------ Text extract

ORDER GRANTING MOTION TO DISMISS
Petitioner Norbert Sturdevant, a member of the Menominee Indian Tribe who is currently
serving a federal sentence at the United States Penitentiary in Marion, Illinois, filed a petition for a
writ of habeas corpus pursuant to the Indian Civil Rights Act (ICRA), 25 U.S.C. § 1303. Petitioner
claims his rights under federal and tribal law were violated when the Menominee Tribal Court failed
to provide him with a speedy trial on tribal charges instituted in 2007. Respondent has moved to
dismiss the petition on several grounds, including that the action is moot because the tribal charges
have been dismissed with prejudice. For the reasons below, the motion will be granted.
On April 27, 2007, the Menominee Indian Tribe of Wisconsin filed a criminal complaint
charging Petitioner with five violations of Menominee tribal law. A bench warrant was issued when
Petitioner failed to appear in tribal court. Around April 2, 2008, Petitioner was arrested on the
Menominee Indian Reservation for assaulting a federal officer in violation of 28 U.S.C. § 111.

------------
------ Recorded information

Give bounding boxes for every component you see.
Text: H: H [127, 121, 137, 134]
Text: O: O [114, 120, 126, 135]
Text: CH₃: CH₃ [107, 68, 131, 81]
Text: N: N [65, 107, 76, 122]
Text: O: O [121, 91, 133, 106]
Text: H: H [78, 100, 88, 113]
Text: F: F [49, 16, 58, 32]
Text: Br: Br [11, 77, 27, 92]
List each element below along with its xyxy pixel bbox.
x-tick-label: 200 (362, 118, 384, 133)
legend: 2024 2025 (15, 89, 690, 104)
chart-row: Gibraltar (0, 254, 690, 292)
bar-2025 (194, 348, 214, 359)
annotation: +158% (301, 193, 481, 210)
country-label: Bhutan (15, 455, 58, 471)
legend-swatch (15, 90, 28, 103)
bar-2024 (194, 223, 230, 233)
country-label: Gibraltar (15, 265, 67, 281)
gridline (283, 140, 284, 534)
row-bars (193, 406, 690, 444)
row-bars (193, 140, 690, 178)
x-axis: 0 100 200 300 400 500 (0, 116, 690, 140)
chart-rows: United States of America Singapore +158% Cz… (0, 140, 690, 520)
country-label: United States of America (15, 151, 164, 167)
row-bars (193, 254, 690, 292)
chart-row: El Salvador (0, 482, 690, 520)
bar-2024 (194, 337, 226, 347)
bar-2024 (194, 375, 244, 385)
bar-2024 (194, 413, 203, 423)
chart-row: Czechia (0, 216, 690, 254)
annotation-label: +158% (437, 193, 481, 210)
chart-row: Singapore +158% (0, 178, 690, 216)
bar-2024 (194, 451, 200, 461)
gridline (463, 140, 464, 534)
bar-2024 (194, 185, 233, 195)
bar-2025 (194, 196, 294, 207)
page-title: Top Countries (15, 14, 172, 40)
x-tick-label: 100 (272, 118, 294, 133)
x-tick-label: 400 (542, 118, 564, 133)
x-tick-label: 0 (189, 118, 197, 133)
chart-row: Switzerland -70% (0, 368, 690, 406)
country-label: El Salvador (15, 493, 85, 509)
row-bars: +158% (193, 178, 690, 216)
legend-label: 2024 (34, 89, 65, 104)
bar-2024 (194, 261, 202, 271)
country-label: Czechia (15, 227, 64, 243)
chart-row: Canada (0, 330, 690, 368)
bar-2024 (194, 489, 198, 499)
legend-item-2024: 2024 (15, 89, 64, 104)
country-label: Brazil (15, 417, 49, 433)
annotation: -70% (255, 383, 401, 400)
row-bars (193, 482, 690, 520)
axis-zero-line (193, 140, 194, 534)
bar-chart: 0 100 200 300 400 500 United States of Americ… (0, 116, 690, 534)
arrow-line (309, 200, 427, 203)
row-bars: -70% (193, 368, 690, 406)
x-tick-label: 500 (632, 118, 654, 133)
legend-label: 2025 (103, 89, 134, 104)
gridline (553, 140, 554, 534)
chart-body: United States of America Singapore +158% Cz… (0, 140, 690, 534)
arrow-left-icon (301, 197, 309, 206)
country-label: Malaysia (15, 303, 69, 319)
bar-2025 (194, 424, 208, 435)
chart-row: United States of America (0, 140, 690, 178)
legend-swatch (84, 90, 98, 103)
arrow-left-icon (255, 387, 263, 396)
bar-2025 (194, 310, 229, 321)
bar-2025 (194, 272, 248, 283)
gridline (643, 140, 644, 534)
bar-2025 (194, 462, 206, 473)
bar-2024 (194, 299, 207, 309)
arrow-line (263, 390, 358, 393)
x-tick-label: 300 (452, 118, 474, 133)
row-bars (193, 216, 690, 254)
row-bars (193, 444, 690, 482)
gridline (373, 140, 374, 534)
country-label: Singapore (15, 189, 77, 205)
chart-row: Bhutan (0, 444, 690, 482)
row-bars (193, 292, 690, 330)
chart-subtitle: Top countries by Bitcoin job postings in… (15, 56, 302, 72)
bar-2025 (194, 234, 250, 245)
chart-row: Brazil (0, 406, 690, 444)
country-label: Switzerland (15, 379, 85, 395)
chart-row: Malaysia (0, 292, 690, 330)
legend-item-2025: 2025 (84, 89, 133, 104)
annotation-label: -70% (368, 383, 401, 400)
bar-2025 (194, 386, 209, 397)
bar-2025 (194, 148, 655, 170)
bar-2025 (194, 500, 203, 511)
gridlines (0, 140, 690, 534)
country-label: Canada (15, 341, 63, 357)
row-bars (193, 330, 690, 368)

------------

** Exercise brief **
In the court order, on what date did the Menominee Indian Tribe of Wisconsin file its criminal complaint against the petitioner? These records have no connection to the court order.

** Complete answer **
April 27, 2007